# Records supplied
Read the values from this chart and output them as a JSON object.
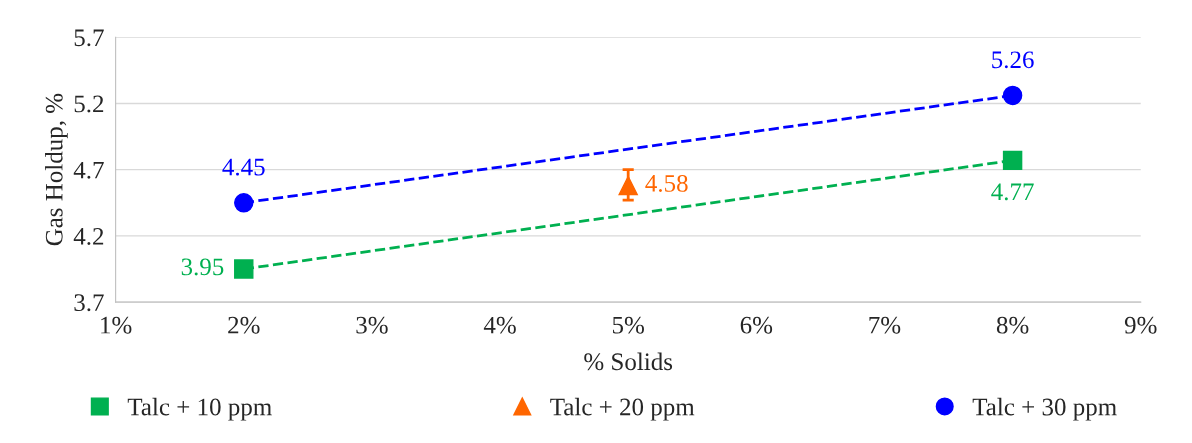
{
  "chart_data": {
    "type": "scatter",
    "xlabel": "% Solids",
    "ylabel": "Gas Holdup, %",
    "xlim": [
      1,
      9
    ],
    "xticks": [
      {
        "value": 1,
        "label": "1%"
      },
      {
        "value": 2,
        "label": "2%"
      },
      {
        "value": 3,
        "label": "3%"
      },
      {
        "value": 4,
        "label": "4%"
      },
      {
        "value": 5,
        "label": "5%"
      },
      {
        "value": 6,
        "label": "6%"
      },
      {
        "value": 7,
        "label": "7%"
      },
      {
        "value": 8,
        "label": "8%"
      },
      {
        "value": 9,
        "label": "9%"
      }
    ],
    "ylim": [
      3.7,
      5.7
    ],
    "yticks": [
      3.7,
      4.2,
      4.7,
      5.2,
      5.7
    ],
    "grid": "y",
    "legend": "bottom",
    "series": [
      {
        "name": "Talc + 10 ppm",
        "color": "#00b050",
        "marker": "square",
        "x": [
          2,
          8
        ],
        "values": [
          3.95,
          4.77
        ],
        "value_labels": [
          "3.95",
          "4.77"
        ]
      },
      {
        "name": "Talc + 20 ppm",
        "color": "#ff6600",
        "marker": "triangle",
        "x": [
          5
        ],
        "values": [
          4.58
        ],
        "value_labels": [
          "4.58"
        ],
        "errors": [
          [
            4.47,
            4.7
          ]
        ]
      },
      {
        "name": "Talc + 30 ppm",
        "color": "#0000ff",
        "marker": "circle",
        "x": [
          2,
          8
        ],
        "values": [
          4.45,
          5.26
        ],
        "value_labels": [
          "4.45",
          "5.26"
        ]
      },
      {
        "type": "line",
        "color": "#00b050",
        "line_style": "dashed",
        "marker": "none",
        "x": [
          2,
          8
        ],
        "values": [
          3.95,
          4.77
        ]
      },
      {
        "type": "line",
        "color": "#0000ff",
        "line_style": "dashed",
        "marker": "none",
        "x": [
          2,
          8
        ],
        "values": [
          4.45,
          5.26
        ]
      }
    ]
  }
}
* * *
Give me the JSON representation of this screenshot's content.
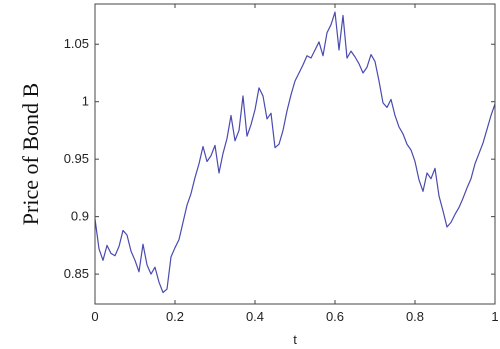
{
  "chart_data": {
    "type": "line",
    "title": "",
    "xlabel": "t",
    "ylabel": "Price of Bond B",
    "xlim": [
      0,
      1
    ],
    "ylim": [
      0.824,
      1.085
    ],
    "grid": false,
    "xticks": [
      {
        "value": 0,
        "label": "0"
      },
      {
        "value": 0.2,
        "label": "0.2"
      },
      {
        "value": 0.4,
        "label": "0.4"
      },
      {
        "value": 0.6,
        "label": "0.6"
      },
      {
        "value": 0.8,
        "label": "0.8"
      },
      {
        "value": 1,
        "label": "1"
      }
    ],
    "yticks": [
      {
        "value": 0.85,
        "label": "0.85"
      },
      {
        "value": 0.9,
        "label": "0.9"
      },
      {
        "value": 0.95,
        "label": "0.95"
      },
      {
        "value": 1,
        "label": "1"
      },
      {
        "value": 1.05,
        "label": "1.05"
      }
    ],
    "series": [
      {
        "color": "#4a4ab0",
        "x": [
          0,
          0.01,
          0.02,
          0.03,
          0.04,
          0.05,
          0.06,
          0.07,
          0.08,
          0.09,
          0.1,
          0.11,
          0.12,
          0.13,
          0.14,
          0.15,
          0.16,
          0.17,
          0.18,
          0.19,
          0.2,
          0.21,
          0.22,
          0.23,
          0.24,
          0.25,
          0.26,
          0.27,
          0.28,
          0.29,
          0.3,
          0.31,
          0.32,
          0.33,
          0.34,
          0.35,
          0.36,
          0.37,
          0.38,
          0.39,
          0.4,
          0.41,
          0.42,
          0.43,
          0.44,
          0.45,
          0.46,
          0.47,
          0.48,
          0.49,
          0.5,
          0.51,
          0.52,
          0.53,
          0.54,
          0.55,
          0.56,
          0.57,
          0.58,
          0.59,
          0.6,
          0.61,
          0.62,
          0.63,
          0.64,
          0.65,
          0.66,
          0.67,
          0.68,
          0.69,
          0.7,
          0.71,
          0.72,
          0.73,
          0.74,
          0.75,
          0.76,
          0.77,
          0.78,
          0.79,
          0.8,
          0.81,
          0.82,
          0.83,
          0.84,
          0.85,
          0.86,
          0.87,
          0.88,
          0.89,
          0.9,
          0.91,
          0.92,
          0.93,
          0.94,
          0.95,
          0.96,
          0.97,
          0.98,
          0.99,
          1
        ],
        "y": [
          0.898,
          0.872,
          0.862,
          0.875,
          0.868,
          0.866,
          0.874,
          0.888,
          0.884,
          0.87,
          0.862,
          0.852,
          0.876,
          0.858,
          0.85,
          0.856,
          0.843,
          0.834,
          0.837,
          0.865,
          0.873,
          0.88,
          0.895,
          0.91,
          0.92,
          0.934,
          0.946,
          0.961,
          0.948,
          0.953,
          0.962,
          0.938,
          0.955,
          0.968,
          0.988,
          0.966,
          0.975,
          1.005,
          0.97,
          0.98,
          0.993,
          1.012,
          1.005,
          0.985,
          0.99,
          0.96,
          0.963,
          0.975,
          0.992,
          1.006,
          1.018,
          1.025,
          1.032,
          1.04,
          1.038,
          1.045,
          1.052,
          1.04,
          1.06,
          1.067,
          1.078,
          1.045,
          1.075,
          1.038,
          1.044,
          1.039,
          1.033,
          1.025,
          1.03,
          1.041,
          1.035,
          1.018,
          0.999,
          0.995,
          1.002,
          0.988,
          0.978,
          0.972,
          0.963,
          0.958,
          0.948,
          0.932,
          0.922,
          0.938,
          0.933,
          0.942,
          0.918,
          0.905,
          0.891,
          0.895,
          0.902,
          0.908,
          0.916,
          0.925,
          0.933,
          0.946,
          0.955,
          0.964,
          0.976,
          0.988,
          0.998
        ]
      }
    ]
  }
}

# Task description
Determine how many lines in the records contain "marker", and reply with the number only.

# Answer for this exercise
5